*SET TASK 1:* List every bandwidth figure that the discussion of computer performance gives in gigabytes per second (GBps), with what each one measures.
*SET TASK 2:* Extend the discussion of computer performance past its final sentence, keeping the tone and format of a forum exchange.

*EXTRACT TO READ:*
***

Nothing seems to matter anymore when it comes to performance. Simple 2D platformers get a laggier performance on my 2018 macbook than they did on the C64, outlook lags for seconds at a time when I'm typing in a plain-text email, etc.
The Commodore 64 ran at 320x200 at paletted 2bpp (16kB framebuffer size). My MacBook Pro runs at 2880x1800 24bpp (15.5MB framebuffer size). So one frame on your MacBook Pro has to render the equivalent of 972 C64 frames. That makes a big difference—and remember, what matters here is memory bandwidth, which is not subject to Moore's Law the way that CPU speed is.
What's more, we care about power efficiency nowadays in a way that the C64 did not. So while we could make things run as fast as possible, now we have to trade that off against power constraints. The C64 ran at about 22 W while sitting at the ready prompt [1]; my MBP is using about 11 W typing this comment in Firefox.
That's not even getting into the fact that we care about high-quality vector text (and now UI) rendering, secure multiplexing (e.g. having mutually untrusting Web pages share the display with each other) which tends to add extra blitting here and there, internalization, etc. Rendering is expensive because your needs are expensive.
> That makes a big difference—and remember, what matters here is memory bandwidth, which is not subject to Moore's Law the way that CPU speed is.
I disagree.
DDR4 bandwidths at 2666 MT/s are over 20GBps per stick, 40GBps on a standard dual-channel laptop is very common. 10 years ago, your DDR2-800 sticks would only give 6.4GBps (12.8GBps total). We now have 15.6GBps over PCIe 3.0 x16 (!!), I/O of a modern 2019 computer has the same bandwidth as DDR2 RAM of 2009.
Bandwidth has been increasing plenty. Latency is still basically the same over the last 10 years, but the field of computers has grossly more bandwidth today than ever before.
I agree that rendering is expensive, but modern computers are quite good.

***

*ENTRIES SHOWN:*

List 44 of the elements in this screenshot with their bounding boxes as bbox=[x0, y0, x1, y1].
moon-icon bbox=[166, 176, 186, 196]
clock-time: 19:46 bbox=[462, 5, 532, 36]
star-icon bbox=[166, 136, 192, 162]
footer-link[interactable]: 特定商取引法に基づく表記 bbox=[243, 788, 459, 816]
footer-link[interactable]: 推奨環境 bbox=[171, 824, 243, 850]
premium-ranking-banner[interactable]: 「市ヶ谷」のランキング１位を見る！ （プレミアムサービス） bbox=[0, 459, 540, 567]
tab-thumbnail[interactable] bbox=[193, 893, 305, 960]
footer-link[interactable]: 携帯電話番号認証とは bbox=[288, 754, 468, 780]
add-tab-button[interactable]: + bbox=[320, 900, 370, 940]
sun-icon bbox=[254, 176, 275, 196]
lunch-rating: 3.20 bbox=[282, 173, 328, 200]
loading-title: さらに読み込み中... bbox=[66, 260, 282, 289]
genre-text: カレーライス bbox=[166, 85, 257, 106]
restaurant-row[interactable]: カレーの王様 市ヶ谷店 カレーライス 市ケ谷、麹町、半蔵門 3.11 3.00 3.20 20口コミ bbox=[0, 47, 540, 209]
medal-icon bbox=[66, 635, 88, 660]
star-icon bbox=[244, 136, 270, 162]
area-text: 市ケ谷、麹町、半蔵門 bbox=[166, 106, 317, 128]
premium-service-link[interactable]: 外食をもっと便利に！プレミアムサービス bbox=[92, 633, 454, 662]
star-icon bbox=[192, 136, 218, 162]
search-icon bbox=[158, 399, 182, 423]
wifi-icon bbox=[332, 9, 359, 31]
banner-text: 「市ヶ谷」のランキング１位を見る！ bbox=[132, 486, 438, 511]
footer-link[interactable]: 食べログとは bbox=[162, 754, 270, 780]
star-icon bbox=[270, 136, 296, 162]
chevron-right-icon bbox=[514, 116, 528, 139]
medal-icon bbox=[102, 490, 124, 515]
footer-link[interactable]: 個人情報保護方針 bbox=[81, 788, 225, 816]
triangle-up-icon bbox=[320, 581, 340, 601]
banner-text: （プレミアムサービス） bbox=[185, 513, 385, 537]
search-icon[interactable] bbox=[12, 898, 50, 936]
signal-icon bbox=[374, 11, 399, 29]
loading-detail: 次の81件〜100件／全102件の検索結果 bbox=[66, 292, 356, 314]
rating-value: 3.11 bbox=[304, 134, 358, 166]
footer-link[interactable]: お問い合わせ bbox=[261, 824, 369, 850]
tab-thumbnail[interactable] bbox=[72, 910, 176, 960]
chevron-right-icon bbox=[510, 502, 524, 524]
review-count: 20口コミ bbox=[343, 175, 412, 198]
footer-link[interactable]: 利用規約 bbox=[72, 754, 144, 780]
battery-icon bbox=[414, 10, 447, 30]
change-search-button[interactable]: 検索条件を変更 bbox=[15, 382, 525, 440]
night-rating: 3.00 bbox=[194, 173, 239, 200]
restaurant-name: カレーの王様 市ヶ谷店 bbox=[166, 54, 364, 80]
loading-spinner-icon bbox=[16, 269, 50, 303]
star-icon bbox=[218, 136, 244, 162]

***

*TASK RESULT 1:*
- Over 20GBps: one DDR4 stick at 2666 MT/s
- 40GBps: a standard dual-channel laptop with DDR4
- 6.4GBps: one DDR2-800 stick from 10 years ago
- 12.8GBps: the total for DDR2-800 in dual channel
- 15.6GBps: PCIe 3.0 x16

*TASK RESULT 2:*
I'm not a rendering expert but those numbers really is glossing over a lot of facts.
If you are comparing power you have to remember how much progress semiconductors have made. Now both the processing need, display density etc. has increased so it's no way a straight comparison.
But that's not even the main point. Most applications are a tremendous memory bloat and if memory bandwidth is a limitation factor 15.5MB is not the problem here but that bloat is. And for sure browsers are the worst offender and so a degree that it would have been if it wasn't so tragic. Now you can also say browsers have a lot to do, lots of complexity and I agree. But it's the complexity that we have added.
And what browsers and website themselves (with bloated js tracking and add and pointless functionality) have done is to lower the standard to such a degree that there is no longer a concept of leanness.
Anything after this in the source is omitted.